Wherever the string "Agency" appears in a line, extract that line.

===== SOURCE RECORDS =====

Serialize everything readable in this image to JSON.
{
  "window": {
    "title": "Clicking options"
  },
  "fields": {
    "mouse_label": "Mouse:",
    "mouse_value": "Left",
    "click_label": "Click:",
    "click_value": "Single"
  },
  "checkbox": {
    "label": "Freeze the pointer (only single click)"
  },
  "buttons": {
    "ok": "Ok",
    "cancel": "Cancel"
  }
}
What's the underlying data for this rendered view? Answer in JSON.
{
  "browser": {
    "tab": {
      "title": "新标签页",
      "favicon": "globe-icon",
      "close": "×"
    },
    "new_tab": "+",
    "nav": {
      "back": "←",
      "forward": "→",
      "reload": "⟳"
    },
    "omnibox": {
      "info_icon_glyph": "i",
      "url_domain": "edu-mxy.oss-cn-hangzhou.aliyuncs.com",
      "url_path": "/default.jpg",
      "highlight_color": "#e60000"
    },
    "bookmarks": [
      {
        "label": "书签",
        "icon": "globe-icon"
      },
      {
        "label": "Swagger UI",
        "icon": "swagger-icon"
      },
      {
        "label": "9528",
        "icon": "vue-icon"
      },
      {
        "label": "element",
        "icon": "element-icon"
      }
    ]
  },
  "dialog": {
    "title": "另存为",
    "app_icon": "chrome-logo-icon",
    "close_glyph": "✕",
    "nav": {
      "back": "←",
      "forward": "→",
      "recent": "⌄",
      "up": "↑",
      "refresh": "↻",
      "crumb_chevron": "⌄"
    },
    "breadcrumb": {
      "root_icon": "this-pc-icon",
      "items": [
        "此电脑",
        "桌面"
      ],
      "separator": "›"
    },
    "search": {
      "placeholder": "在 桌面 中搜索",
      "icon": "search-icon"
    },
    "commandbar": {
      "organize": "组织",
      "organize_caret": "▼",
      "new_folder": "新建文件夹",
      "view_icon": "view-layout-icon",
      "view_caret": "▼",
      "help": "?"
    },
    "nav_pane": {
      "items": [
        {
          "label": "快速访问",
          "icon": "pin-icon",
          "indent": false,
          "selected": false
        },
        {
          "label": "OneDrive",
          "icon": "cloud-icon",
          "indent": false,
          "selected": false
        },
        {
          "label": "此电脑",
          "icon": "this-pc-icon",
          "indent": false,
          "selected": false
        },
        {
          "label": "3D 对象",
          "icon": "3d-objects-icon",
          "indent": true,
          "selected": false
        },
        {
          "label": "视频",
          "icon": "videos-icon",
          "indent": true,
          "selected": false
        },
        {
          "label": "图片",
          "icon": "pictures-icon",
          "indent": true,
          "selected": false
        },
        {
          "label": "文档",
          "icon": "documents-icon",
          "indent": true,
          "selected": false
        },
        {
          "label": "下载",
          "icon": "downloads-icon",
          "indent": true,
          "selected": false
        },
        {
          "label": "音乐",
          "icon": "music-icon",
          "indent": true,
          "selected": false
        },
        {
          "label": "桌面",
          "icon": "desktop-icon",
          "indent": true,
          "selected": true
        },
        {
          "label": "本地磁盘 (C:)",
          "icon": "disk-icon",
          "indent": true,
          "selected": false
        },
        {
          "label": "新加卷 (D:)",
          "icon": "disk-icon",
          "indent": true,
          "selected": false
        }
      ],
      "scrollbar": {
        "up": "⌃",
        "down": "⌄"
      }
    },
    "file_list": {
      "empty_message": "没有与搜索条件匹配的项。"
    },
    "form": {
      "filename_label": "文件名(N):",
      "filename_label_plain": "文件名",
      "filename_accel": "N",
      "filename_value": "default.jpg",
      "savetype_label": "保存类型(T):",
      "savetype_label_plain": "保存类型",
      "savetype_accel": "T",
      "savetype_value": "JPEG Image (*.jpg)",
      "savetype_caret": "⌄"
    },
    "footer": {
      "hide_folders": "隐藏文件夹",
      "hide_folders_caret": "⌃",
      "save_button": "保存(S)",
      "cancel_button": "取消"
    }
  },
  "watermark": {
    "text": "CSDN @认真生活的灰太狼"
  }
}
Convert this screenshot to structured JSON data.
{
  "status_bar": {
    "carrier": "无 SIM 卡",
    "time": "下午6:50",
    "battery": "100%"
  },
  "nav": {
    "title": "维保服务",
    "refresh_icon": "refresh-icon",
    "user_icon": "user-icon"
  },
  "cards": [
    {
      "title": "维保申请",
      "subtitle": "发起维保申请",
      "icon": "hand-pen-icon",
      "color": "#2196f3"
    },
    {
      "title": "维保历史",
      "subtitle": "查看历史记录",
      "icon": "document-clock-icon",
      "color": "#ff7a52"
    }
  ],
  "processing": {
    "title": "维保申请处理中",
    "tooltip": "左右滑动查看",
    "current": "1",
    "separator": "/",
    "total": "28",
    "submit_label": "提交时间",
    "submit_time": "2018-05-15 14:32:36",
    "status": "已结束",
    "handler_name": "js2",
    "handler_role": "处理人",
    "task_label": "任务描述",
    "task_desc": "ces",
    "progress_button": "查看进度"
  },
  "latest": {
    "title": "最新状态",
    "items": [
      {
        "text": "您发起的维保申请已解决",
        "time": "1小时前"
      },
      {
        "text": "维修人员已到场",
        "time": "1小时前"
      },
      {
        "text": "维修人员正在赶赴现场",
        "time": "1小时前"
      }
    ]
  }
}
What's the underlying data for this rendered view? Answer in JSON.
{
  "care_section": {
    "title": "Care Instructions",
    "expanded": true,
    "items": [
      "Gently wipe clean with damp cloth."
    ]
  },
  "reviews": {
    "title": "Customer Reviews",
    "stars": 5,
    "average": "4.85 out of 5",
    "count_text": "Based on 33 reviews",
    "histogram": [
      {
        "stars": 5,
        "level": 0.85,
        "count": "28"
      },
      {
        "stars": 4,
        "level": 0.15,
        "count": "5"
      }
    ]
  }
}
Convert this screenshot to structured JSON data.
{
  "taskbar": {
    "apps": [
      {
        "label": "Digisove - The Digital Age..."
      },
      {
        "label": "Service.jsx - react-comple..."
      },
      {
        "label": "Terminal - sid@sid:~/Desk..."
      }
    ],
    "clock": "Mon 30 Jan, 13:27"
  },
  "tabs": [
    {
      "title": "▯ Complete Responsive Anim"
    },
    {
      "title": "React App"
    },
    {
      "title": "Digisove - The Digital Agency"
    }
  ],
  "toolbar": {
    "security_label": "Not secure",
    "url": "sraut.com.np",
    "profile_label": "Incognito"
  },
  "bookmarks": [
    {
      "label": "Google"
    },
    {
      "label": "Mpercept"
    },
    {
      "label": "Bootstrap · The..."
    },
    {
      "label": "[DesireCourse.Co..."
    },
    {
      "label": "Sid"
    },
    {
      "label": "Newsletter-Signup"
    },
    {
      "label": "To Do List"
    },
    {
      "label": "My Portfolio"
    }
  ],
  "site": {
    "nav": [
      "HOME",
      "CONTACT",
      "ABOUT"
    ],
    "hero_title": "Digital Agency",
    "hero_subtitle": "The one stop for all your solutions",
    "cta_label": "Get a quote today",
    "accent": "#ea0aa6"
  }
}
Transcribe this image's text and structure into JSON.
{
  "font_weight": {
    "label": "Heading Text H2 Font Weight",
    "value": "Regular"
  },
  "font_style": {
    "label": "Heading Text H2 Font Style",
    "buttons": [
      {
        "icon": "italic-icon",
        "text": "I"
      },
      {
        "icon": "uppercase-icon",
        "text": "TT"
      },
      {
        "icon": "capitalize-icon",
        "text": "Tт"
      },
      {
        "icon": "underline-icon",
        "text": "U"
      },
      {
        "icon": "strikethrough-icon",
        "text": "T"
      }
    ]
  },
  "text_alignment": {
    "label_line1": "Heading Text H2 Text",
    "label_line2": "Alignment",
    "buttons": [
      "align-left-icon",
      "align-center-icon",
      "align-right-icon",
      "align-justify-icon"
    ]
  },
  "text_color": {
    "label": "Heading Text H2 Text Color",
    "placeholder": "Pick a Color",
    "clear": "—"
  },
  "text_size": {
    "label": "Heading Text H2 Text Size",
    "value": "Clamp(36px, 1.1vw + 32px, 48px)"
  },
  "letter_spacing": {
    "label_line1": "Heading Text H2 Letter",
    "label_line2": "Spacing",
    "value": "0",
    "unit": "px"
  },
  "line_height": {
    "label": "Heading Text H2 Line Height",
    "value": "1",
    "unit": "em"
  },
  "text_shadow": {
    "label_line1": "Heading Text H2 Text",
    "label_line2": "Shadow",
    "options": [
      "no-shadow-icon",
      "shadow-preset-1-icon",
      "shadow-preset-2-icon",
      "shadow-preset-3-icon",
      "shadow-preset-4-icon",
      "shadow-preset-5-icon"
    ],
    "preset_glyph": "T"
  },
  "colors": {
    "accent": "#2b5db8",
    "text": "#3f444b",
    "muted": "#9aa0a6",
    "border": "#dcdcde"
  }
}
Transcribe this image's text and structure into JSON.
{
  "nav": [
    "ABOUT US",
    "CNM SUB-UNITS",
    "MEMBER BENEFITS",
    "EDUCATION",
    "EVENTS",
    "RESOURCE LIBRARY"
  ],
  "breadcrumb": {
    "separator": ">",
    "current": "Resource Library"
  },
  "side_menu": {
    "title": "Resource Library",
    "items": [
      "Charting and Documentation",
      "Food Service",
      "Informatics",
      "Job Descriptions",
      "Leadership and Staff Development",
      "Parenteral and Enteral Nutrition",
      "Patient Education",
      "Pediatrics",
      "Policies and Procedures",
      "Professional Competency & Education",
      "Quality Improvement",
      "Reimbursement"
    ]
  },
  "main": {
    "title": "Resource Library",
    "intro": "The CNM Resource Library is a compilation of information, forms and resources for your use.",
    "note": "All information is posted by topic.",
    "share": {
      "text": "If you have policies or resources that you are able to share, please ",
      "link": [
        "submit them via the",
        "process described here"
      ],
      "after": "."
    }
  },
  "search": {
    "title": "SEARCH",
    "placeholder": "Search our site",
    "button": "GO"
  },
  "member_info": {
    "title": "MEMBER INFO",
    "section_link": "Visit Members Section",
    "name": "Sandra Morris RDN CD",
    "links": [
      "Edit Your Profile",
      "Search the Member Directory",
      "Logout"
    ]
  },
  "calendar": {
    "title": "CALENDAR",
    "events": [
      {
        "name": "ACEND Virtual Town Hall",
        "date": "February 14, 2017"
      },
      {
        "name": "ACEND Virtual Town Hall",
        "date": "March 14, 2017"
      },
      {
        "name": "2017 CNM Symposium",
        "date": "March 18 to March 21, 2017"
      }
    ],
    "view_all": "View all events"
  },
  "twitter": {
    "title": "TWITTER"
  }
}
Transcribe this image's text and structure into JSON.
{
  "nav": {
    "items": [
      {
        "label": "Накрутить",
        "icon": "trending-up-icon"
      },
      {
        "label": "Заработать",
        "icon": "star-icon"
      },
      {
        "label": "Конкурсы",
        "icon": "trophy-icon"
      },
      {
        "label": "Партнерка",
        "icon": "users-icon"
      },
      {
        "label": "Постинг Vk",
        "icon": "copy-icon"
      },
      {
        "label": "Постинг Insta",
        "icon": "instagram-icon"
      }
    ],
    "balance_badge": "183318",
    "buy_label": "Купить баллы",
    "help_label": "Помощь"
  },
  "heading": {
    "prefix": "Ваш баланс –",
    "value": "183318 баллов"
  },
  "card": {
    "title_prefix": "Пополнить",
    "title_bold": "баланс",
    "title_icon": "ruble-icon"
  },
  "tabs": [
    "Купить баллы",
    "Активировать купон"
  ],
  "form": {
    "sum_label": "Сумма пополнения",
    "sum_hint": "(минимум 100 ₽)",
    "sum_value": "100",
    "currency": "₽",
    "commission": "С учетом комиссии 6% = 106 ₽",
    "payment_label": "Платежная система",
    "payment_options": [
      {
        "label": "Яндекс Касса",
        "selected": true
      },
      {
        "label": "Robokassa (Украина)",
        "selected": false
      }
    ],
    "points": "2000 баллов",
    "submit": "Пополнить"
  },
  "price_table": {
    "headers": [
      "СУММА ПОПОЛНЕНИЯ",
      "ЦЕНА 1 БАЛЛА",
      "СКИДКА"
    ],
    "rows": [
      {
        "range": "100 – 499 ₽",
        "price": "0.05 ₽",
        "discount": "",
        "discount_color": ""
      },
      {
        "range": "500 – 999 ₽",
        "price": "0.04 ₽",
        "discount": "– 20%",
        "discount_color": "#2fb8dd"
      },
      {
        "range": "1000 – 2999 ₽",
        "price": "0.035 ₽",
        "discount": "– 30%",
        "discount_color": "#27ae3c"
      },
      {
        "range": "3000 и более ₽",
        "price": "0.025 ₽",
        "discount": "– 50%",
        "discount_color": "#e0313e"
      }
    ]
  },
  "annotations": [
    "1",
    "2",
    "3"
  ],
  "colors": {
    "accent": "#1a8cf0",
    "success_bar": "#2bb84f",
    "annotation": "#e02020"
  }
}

=====

**ANSWER TO THE TASK:**
      "title": "Digisove - The Digital Agency"
    "hero_title": "Digital Agency",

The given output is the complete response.